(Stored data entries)
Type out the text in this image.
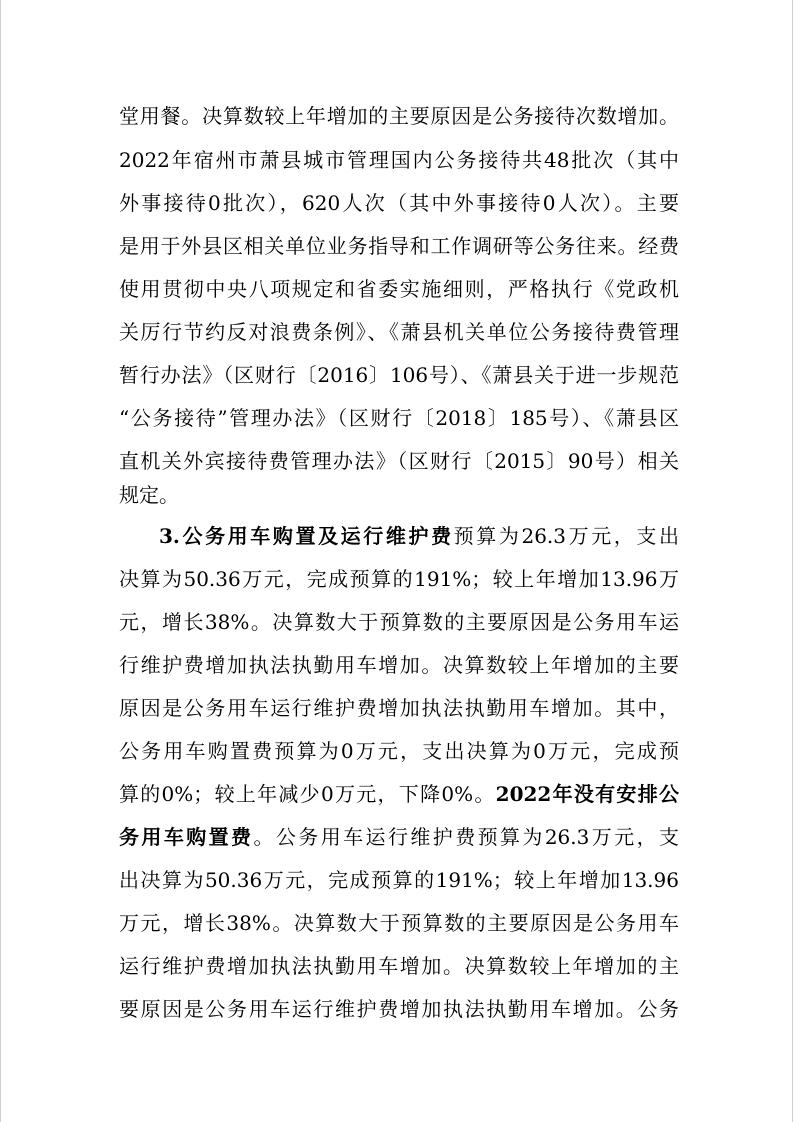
堂用餐。决算数较上年增加的主要原因是公务接待次数增加。
2022年宿州市萧县城市管理国内公务接待共48批次（其中
外事接待0批次），620人次（其中外事接待0人次）。主要
是用于外县区相关单位业务指导和工作调研等公务往来。经费
使用贯彻中央八项规定和省委实施细则，严格执行《党政机
关厉行节约反对浪费条例》、《萧县机关单位公务接待费管理
暂行办法》（区财行〔2016〕106号）、《萧县关于进一步规范
“公务接待”管理办法》（区财行〔2018〕185号）、《萧县区
直机关外宾接待费管理办法》（区财行〔2015〕90号）相关
规定。
3.公务用车购置及运行维护费预算为26.3万元，支出
决算为50.36万元，完成预算的191%；较上年增加13.96万
元，增长38%。决算数大于预算数的主要原因是公务用车运
行维护费增加执法执勤用车增加。决算数较上年增加的主要
原因是公务用车运行维护费增加执法执勤用车增加。其中，
公务用车购置费预算为0万元，支出决算为0万元，完成预
算的0%；较上年减少0万元，下降0%。2022年没有安排公
务用车购置费。公务用车运行维护费预算为26.3万元，支
出决算为50.36万元，完成预算的191%；较上年增加13.96
万元，增长38%。决算数大于预算数的主要原因是公务用车
运行维护费增加执法执勤用车增加。决算数较上年增加的主
要原因是公务用车运行维护费增加执法执勤用车增加。公务
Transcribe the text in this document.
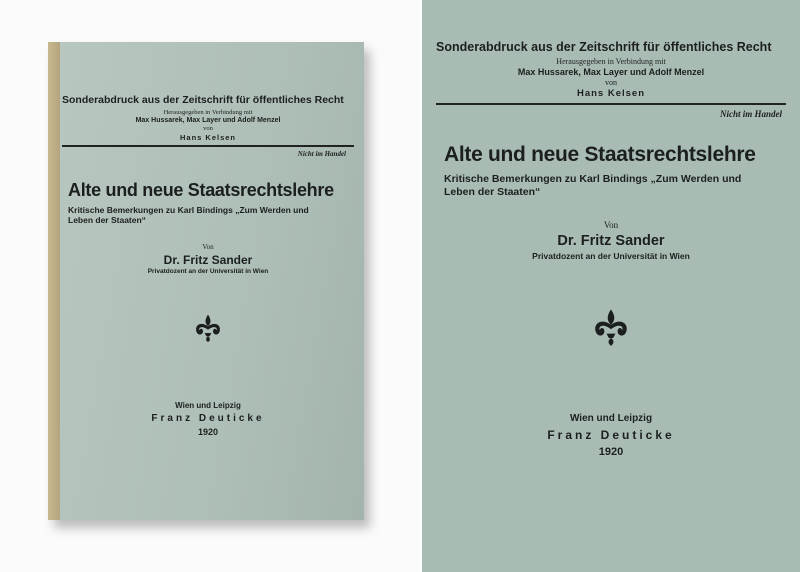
Sonderabdruck aus der Zeitschrift für öffentliches Recht
Herausgegeben in Verbindung mit
Max Hussarek, Max Layer und Adolf Menzel
von
Hans Kelsen
Nicht im Handel
Alte und neue Staatsrechtslehre
Kritische Bemerkungen zu Karl Bindings „Zum Werden und
Leben der Staaten“
Von
Dr. Fritz Sander
Privatdozent an der Universität in Wien
Wien und Leipzig
Franz Deuticke
1920
Sonderabdruck aus der Zeitschrift für öffentliches Recht
Herausgegeben in Verbindung mit
Max Hussarek, Max Layer und Adolf Menzel
von
Hans Kelsen
Nicht im Handel
Alte und neue Staatsrechtslehre
Kritische Bemerkungen zu Karl Bindings „Zum Werden und
Leben der Staaten“
Von
Dr. Fritz Sander
Privatdozent an der Universität in Wien
Wien und Leipzig
Franz Deuticke
1920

▶ Task goal: Take the lines from the one containing "Transcribe the text in this document." through the final line of the listing above and print them exactly, including both ends but no pictures.

▶ Written reply:
Transcribe the text in this document.
Sonderabdruck aus der Zeitschrift für öffentliches Recht
Herausgegeben in Verbindung mit
Max Hussarek, Max Layer und Adolf Menzel
von
Hans Kelsen
Nicht im Handel
Alte und neue Staatsrechtslehre
Kritische Bemerkungen zu Karl Bindings „Zum Werden und
Leben der Staaten“
Von
Dr. Fritz Sander
Privatdozent an der Universität in Wien
Wien und Leipzig
Franz Deuticke
1920
Sonderabdruck aus der Zeitschrift für öffentliches Recht
Herausgegeben in Verbindung mit
Max Hussarek, Max Layer und Adolf Menzel
von
Hans Kelsen
Nicht im Handel
Alte und neue Staatsrechtslehre
Kritische Bemerkungen zu Karl Bindings „Zum Werden und
Leben der Staaten“
Von
Dr. Fritz Sander
Privatdozent an der Universität in Wien
Wien und Leipzig
Franz Deuticke
1920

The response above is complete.